**Goal of the exercise**
Copy every line of the following data that includes the string "labels".

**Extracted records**
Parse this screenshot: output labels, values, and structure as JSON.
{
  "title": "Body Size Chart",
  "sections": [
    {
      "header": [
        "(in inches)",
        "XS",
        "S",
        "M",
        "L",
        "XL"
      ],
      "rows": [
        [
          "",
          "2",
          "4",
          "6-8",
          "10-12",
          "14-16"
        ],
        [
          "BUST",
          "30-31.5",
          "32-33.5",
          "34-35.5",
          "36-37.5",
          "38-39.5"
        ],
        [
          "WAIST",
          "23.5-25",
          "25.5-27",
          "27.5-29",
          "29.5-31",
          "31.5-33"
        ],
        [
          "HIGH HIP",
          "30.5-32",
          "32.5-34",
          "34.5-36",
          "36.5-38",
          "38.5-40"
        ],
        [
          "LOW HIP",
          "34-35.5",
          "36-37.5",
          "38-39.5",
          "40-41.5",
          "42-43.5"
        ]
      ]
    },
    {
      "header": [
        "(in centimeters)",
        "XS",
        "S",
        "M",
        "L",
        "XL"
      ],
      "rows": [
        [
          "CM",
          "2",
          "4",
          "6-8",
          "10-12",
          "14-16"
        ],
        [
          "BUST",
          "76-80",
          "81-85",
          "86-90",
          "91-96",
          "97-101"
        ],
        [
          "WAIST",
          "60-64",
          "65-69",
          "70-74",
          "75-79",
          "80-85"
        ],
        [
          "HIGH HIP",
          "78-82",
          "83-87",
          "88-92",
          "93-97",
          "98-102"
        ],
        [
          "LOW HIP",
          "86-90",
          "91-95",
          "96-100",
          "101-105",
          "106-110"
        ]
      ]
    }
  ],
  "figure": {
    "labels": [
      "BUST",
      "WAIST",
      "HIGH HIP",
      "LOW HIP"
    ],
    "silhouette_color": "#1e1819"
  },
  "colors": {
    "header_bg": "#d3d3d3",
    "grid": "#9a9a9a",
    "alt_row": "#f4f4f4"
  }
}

**In response**
Parse this screenshot: output labels, values, and structure as JSON.
    "labels": [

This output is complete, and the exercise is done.